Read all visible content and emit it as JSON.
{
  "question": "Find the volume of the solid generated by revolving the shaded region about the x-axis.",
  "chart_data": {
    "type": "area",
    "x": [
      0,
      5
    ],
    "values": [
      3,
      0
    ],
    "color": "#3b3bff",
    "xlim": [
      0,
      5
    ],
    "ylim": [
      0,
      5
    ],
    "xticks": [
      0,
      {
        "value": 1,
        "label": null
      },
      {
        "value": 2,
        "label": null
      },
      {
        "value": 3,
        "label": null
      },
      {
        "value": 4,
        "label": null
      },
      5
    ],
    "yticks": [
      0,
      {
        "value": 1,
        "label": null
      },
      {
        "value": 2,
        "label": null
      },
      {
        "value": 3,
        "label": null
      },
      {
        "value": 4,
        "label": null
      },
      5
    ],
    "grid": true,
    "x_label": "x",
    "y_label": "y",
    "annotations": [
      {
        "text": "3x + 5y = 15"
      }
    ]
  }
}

--*--

§ TASK DIRECTIONS: All of the entries must be written out exactly as they stand.

§ PROBLEM SOLUTION:
Read all visible content and emit it as JSON.
{
  "question": "Find the volume of the solid generated by revolving the shaded region about the x-axis.",
  "chart_data": {
    "type": "area",
    "x": [
      0,
      5
    ],
    "values": [
      3,
      0
    ],
    "color": "#3b3bff",
    "xlim": [
      0,
      5
    ],
    "ylim": [
      0,
      5
    ],
    "xticks": [
      0,
      {
        "value": 1,
        "label": null
      },
      {
        "value": 2,
        "label": null
      },
      {
        "value": 3,
        "label": null
      },
      {
        "value": 4,
        "label": null
      },
      5
    ],
    "yticks": [
      0,
      {
        "value": 1,
        "label": null
      },
      {
        "value": 2,
        "label": null
      },
      {
        "value": 3,
        "label": null
      },
      {
        "value": 4,
        "label": null
      },
      5
    ],
    "grid": true,
    "x_label": "x",
    "y_label": "y",
    "annotations": [
      {
        "text": "3x + 5y = 15"
      }
    ]
  }
}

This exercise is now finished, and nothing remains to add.